◆ Exercise task ◆
Write out every line of the material as it stands, apart from the pictures.

## BEGIN Source material

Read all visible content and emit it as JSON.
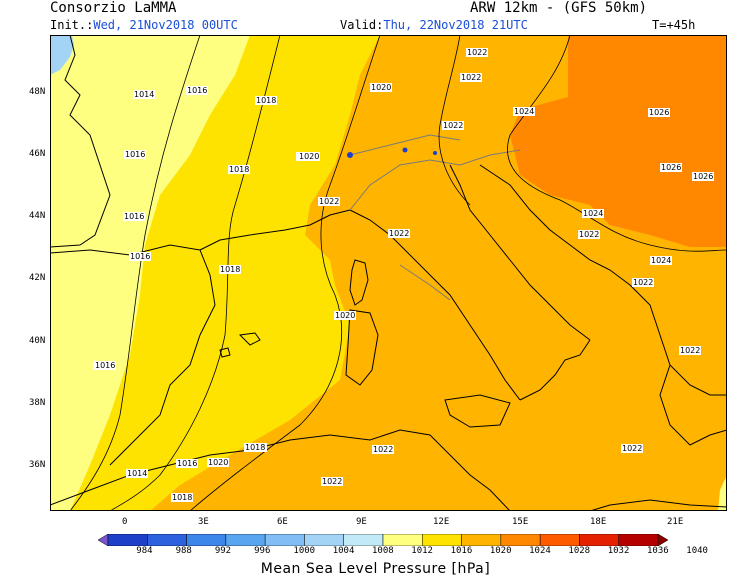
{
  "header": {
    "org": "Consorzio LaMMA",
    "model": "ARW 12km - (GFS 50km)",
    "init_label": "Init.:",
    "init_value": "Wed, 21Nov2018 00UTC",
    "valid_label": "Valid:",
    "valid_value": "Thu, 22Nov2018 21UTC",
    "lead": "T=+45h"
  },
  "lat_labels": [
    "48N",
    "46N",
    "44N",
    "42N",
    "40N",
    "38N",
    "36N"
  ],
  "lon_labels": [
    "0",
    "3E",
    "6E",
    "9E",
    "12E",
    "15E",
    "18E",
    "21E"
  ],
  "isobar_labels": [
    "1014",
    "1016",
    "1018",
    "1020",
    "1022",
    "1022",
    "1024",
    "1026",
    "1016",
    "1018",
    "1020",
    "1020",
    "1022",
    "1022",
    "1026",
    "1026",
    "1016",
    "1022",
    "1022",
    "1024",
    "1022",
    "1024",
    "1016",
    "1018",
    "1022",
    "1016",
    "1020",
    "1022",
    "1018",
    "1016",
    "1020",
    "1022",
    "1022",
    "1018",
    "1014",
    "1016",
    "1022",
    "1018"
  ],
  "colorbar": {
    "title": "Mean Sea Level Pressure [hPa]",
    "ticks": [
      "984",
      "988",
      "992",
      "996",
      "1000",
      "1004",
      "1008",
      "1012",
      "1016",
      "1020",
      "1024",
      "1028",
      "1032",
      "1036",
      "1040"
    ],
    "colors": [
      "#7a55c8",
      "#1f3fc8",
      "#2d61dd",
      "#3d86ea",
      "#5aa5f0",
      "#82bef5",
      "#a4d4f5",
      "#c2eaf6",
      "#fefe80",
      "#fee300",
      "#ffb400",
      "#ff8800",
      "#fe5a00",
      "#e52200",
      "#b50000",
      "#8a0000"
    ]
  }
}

## END Source material

◆ Response to this task ◆
Read all visible content and emit it as JSON.
{
  "header": {
    "org": "Consorzio LaMMA",
    "model": "ARW 12km - (GFS 50km)",
    "init_label": "Init.:",
    "init_value": "Wed, 21Nov2018 00UTC",
    "valid_label": "Valid:",
    "valid_value": "Thu, 22Nov2018 21UTC",
    "lead": "T=+45h"
  },
  "lat_labels": [
    "48N",
    "46N",
    "44N",
    "42N",
    "40N",
    "38N",
    "36N"
  ],
  "lon_labels": [
    "0",
    "3E",
    "6E",
    "9E",
    "12E",
    "15E",
    "18E",
    "21E"
  ],
  "isobar_labels": [
    "1014",
    "1016",
    "1018",
    "1020",
    "1022",
    "1022",
    "1024",
    "1026",
    "1016",
    "1018",
    "1020",
    "1020",
    "1022",
    "1022",
    "1026",
    "1026",
    "1016",
    "1022",
    "1022",
    "1024",
    "1022",
    "1024",
    "1016",
    "1018",
    "1022",
    "1016",
    "1020",
    "1022",
    "1018",
    "1016",
    "1020",
    "1022",
    "1022",
    "1018",
    "1014",
    "1016",
    "1022",
    "1018"
  ],
  "colorbar": {
    "title": "Mean Sea Level Pressure [hPa]",
    "ticks": [
      "984",
      "988",
      "992",
      "996",
      "1000",
      "1004",
      "1008",
      "1012",
      "1016",
      "1020",
      "1024",
      "1028",
      "1032",
      "1036",
      "1040"
    ],
    "colors": [
      "#7a55c8",
      "#1f3fc8",
      "#2d61dd",
      "#3d86ea",
      "#5aa5f0",
      "#82bef5",
      "#a4d4f5",
      "#c2eaf6",
      "#fefe80",
      "#fee300",
      "#ffb400",
      "#ff8800",
      "#fe5a00",
      "#e52200",
      "#b50000",
      "#8a0000"
    ]
  }
}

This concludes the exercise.